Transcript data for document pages
'''

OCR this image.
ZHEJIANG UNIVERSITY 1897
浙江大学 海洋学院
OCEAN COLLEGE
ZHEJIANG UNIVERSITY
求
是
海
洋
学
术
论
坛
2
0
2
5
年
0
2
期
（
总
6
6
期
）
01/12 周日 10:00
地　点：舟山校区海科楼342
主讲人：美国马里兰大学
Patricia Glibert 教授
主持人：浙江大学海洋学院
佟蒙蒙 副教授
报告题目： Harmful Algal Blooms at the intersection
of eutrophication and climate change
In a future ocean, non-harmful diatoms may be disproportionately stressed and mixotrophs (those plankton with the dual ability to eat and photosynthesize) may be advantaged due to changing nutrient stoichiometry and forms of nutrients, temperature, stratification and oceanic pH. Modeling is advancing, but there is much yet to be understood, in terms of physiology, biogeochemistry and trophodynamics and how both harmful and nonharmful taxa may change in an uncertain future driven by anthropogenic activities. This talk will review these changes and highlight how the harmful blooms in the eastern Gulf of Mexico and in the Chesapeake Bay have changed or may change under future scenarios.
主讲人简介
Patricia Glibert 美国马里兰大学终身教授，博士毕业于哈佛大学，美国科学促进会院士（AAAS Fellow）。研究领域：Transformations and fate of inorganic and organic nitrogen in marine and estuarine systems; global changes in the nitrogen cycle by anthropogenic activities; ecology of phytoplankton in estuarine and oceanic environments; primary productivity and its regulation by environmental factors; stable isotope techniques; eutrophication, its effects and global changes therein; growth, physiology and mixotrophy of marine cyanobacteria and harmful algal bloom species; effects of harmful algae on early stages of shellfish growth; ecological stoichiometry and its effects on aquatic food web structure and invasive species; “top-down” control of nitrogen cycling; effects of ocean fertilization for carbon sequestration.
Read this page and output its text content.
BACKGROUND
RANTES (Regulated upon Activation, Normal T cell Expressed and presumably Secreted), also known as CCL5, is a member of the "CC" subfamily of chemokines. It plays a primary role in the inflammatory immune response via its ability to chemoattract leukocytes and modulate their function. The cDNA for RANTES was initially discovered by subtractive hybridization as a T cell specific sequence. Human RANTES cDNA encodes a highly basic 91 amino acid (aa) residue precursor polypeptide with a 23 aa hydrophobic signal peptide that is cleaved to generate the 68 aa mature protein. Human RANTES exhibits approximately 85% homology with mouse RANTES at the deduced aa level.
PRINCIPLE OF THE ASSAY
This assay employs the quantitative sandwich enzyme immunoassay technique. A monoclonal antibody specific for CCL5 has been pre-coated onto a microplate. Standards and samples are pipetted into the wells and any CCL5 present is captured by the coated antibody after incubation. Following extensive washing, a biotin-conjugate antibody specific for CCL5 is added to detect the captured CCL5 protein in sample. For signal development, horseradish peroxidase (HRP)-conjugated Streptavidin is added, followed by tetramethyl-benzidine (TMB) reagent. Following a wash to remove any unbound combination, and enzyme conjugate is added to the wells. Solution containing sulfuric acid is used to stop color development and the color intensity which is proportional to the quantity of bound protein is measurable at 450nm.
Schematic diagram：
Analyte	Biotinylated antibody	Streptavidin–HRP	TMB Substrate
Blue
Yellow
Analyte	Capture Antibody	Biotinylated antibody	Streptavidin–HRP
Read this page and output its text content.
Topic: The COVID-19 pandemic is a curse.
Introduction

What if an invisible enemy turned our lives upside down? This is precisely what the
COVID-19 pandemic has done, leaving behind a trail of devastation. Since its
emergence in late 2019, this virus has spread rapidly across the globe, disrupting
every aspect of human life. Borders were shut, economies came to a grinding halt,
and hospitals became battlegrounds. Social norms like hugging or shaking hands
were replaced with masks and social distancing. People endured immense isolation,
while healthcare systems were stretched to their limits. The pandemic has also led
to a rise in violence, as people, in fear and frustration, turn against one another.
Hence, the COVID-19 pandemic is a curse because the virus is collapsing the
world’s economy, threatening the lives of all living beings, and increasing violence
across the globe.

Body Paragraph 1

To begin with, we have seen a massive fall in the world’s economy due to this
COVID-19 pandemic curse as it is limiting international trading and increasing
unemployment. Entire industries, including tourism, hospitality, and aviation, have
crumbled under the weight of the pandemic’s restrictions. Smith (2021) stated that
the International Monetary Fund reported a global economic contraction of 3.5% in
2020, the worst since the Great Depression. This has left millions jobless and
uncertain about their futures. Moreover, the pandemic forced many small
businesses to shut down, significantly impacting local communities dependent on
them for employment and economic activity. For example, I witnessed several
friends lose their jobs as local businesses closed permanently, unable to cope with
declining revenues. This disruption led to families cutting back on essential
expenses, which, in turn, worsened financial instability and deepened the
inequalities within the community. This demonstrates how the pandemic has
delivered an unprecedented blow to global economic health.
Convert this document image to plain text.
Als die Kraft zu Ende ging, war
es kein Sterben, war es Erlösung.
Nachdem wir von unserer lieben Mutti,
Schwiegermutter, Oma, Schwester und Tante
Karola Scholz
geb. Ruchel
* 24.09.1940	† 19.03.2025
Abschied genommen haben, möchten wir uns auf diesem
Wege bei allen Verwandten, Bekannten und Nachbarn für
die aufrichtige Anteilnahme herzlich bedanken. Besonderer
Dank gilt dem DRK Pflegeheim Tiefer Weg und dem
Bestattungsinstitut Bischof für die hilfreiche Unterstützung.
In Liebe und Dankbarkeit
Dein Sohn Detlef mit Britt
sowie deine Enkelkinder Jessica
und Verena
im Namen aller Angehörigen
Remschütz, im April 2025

'''

Aim of the task: Copy each line above where "businesses" appears.

Problem solution:
businesses to shut down, significantly impacting local communities dependent on
friends lose their jobs as local businesses closed permanently, unable to cope with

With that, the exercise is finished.